▶ **Stated problem**: What follows is a block of records; reproduce all of it verbatim.
## BEGIN
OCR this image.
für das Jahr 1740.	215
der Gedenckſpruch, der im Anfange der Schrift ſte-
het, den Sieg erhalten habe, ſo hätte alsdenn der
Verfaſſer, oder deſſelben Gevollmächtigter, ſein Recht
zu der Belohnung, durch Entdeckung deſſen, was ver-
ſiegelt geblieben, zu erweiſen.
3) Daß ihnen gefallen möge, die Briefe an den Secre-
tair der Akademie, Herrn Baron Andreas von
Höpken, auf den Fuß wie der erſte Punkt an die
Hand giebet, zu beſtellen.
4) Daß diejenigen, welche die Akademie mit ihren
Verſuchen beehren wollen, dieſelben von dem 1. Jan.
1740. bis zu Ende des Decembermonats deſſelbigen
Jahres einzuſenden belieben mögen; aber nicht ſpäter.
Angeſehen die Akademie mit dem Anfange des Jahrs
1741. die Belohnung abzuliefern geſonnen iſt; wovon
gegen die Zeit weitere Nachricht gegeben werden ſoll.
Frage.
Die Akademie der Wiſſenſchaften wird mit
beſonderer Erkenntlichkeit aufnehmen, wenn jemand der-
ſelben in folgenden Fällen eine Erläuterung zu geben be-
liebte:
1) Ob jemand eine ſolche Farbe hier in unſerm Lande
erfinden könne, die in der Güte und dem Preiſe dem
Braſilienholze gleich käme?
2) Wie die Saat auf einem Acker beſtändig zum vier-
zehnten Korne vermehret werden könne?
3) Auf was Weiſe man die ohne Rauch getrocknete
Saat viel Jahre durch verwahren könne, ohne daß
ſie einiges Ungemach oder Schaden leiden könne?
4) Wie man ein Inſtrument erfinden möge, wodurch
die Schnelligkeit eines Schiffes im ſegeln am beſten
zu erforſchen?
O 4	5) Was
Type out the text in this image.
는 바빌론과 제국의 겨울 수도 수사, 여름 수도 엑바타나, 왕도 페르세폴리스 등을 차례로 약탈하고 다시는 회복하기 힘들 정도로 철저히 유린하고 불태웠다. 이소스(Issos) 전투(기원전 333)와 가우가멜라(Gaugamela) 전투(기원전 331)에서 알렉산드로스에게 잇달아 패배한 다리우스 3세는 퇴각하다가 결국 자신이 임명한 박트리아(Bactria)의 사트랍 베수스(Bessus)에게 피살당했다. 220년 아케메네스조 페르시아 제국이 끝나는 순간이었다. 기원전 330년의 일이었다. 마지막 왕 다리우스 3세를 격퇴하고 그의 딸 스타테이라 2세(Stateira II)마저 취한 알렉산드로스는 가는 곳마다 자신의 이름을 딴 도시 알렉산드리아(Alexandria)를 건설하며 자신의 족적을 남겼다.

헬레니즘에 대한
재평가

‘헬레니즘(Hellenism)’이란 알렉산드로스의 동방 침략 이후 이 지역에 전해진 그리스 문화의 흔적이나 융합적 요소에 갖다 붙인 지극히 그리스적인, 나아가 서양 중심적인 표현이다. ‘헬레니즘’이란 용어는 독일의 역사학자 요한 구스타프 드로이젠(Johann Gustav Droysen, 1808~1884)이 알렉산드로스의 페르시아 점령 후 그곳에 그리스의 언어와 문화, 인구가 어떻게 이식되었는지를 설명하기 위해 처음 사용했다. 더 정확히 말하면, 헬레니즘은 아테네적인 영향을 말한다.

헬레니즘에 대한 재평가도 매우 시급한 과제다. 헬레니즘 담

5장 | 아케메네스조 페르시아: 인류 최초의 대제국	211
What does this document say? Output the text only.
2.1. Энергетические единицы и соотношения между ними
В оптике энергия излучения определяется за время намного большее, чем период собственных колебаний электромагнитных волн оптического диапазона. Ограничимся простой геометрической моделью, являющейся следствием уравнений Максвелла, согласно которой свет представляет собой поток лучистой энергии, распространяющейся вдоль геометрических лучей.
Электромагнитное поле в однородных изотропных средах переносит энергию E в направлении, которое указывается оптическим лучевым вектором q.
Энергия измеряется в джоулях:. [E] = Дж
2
## END
▶ **Solution to this exercise**:
OCR this image.
für das Jahr 1740.	215
der Gedenckſpruch, der im Anfange der Schrift ſte-
het, den Sieg erhalten habe, ſo hätte alsdenn der
Verfaſſer, oder deſſelben Gevollmächtigter, ſein Recht
zu der Belohnung, durch Entdeckung deſſen, was ver-
ſiegelt geblieben, zu erweiſen.
3) Daß ihnen gefallen möge, die Briefe an den Secre-
tair der Akademie, Herrn Baron Andreas von
Höpken, auf den Fuß wie der erſte Punkt an die
Hand giebet, zu beſtellen.
4) Daß diejenigen, welche die Akademie mit ihren
Verſuchen beehren wollen, dieſelben von dem 1. Jan.
1740. bis zu Ende des Decembermonats deſſelbigen
Jahres einzuſenden belieben mögen; aber nicht ſpäter.
Angeſehen die Akademie mit dem Anfange des Jahrs
1741. die Belohnung abzuliefern geſonnen iſt; wovon
gegen die Zeit weitere Nachricht gegeben werden ſoll.
Frage.
Die Akademie der Wiſſenſchaften wird mit
beſonderer Erkenntlichkeit aufnehmen, wenn jemand der-
ſelben in folgenden Fällen eine Erläuterung zu geben be-
liebte:
1) Ob jemand eine ſolche Farbe hier in unſerm Lande
erfinden könne, die in der Güte und dem Preiſe dem
Braſilienholze gleich käme?
2) Wie die Saat auf einem Acker beſtändig zum vier-
zehnten Korne vermehret werden könne?
3) Auf was Weiſe man die ohne Rauch getrocknete
Saat viel Jahre durch verwahren könne, ohne daß
ſie einiges Ungemach oder Schaden leiden könne?
4) Wie man ein Inſtrument erfinden möge, wodurch
die Schnelligkeit eines Schiffes im ſegeln am beſten
zu erforſchen?
O 4	5) Was
Type out the text in this image.
는 바빌론과 제국의 겨울 수도 수사, 여름 수도 엑바타나, 왕도 페르세폴리스 등을 차례로 약탈하고 다시는 회복하기 힘들 정도로 철저히 유린하고 불태웠다. 이소스(Issos) 전투(기원전 333)와 가우가멜라(Gaugamela) 전투(기원전 331)에서 알렉산드로스에게 잇달아 패배한 다리우스 3세는 퇴각하다가 결국 자신이 임명한 박트리아(Bactria)의 사트랍 베수스(Bessus)에게 피살당했다. 220년 아케메네스조 페르시아 제국이 끝나는 순간이었다. 기원전 330년의 일이었다. 마지막 왕 다리우스 3세를 격퇴하고 그의 딸 스타테이라 2세(Stateira II)마저 취한 알렉산드로스는 가는 곳마다 자신의 이름을 딴 도시 알렉산드리아(Alexandria)를 건설하며 자신의 족적을 남겼다.

헬레니즘에 대한
재평가

‘헬레니즘(Hellenism)’이란 알렉산드로스의 동방 침략 이후 이 지역에 전해진 그리스 문화의 흔적이나 융합적 요소에 갖다 붙인 지극히 그리스적인, 나아가 서양 중심적인 표현이다. ‘헬레니즘’이란 용어는 독일의 역사학자 요한 구스타프 드로이젠(Johann Gustav Droysen, 1808~1884)이 알렉산드로스의 페르시아 점령 후 그곳에 그리스의 언어와 문화, 인구가 어떻게 이식되었는지를 설명하기 위해 처음 사용했다. 더 정확히 말하면, 헬레니즘은 아테네적인 영향을 말한다.

헬레니즘에 대한 재평가도 매우 시급한 과제다. 헬레니즘 담

5장 | 아케메네스조 페르시아: 인류 최초의 대제국	211
What does this document say? Output the text only.
2.1. Энергетические единицы и соотношения между ними
В оптике энергия излучения определяется за время намного большее, чем период собственных колебаний электромагнитных волн оптического диапазона. Ограничимся простой геометрической моделью, являющейся следствием уравнений Максвелла, согласно которой свет представляет собой поток лучистой энергии, распространяющейся вдоль геометрических лучей.
Электромагнитное поле в однородных изотропных средах переносит энергию E в направлении, которое указывается оптическим лучевым вектором q.
Энергия измеряется в джоулях:. [E] = Дж
2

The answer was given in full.